What the task requires = Copy out the listing below from its first line through the line containing "- site-watermark: carmanualsonline.info: [680, 1312, 846, 1331]", and include both of those lines.

Dataset records =
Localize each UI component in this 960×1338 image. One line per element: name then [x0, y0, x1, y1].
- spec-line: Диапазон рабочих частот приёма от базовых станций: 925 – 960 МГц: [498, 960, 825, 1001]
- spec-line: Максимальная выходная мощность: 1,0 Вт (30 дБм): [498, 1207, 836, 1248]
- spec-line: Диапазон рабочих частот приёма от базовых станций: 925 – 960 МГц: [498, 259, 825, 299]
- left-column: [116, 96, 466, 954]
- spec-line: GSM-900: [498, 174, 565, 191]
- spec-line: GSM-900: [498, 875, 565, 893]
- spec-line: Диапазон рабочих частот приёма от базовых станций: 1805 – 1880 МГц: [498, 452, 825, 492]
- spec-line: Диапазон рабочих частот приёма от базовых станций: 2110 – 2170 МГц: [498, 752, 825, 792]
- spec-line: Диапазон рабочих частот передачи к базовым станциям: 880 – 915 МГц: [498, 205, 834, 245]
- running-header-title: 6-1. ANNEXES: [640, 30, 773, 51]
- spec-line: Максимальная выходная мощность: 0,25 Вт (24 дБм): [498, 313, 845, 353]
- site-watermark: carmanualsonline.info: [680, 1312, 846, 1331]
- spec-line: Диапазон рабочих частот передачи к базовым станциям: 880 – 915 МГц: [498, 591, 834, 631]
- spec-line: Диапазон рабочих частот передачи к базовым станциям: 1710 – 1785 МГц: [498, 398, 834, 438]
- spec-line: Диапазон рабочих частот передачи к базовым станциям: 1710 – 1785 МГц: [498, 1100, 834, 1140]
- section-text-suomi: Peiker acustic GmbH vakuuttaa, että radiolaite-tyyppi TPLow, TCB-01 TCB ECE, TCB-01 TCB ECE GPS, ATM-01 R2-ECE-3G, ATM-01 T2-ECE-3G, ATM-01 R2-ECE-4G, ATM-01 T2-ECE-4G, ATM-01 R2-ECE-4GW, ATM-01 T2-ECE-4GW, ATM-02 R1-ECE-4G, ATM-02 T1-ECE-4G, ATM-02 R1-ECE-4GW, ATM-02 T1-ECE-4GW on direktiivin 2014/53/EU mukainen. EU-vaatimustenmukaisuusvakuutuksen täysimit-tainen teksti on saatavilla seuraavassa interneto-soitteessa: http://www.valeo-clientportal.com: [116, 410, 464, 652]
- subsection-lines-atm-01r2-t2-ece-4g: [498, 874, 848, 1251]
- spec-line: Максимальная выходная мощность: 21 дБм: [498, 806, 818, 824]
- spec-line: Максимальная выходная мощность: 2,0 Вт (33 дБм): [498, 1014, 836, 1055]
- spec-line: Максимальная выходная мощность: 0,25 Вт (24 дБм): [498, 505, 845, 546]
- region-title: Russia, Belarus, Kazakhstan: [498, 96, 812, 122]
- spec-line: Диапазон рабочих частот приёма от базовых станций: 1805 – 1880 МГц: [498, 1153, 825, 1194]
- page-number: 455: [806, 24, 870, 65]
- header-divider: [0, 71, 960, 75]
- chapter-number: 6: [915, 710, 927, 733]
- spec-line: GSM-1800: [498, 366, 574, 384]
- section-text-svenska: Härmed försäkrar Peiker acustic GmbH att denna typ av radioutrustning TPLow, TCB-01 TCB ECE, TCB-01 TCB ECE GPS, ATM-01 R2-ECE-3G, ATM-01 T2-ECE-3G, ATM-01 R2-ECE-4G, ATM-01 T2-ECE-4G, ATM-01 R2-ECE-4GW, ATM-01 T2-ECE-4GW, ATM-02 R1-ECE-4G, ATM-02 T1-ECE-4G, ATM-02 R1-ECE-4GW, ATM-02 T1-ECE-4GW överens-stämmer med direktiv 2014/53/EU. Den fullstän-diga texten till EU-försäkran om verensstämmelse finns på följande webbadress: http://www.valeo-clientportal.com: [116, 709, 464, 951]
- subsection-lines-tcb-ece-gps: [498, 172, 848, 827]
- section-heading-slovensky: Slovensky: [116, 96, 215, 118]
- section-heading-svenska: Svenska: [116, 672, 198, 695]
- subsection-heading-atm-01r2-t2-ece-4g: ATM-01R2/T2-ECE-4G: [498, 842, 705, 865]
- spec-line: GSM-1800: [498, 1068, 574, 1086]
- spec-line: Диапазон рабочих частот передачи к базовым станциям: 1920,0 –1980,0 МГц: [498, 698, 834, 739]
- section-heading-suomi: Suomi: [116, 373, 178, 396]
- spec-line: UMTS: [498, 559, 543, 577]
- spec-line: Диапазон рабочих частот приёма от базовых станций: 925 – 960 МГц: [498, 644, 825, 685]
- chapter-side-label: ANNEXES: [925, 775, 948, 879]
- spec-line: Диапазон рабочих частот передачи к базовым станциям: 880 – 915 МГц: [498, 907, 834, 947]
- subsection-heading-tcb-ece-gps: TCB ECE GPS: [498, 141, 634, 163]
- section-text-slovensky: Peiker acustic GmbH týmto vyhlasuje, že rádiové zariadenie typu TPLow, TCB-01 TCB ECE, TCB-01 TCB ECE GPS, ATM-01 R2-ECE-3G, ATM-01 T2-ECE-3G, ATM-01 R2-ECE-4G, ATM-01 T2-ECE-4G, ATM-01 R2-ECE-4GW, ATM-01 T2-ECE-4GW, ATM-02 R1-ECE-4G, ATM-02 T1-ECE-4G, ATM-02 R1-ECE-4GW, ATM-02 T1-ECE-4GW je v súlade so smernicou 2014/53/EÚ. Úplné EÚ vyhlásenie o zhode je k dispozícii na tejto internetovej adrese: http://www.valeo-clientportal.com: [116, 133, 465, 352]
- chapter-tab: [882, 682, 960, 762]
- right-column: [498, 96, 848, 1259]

Solution =
Localize each UI component in this 960×1338 image. One line per element: name then [x0, y0, x1, y1].
- spec-line: Диапазон рабочих частот приёма от базовых станций: 925 – 960 МГц: [498, 960, 825, 1001]
- spec-line: Максимальная выходная мощность: 1,0 Вт (30 дБм): [498, 1207, 836, 1248]
- spec-line: Диапазон рабочих частот приёма от базовых станций: 925 – 960 МГц: [498, 259, 825, 299]
- left-column: [116, 96, 466, 954]
- spec-line: GSM-900: [498, 174, 565, 191]
- spec-line: GSM-900: [498, 875, 565, 893]
- spec-line: Диапазон рабочих частот приёма от базовых станций: 1805 – 1880 МГц: [498, 452, 825, 492]
- spec-line: Диапазон рабочих частот приёма от базовых станций: 2110 – 2170 МГц: [498, 752, 825, 792]
- spec-line: Диапазон рабочих частот передачи к базовым станциям: 880 – 915 МГц: [498, 205, 834, 245]
- running-header-title: 6-1. ANNEXES: [640, 30, 773, 51]
- spec-line: Максимальная выходная мощность: 0,25 Вт (24 дБм): [498, 313, 845, 353]
- site-watermark: carmanualsonline.info: [680, 1312, 846, 1331]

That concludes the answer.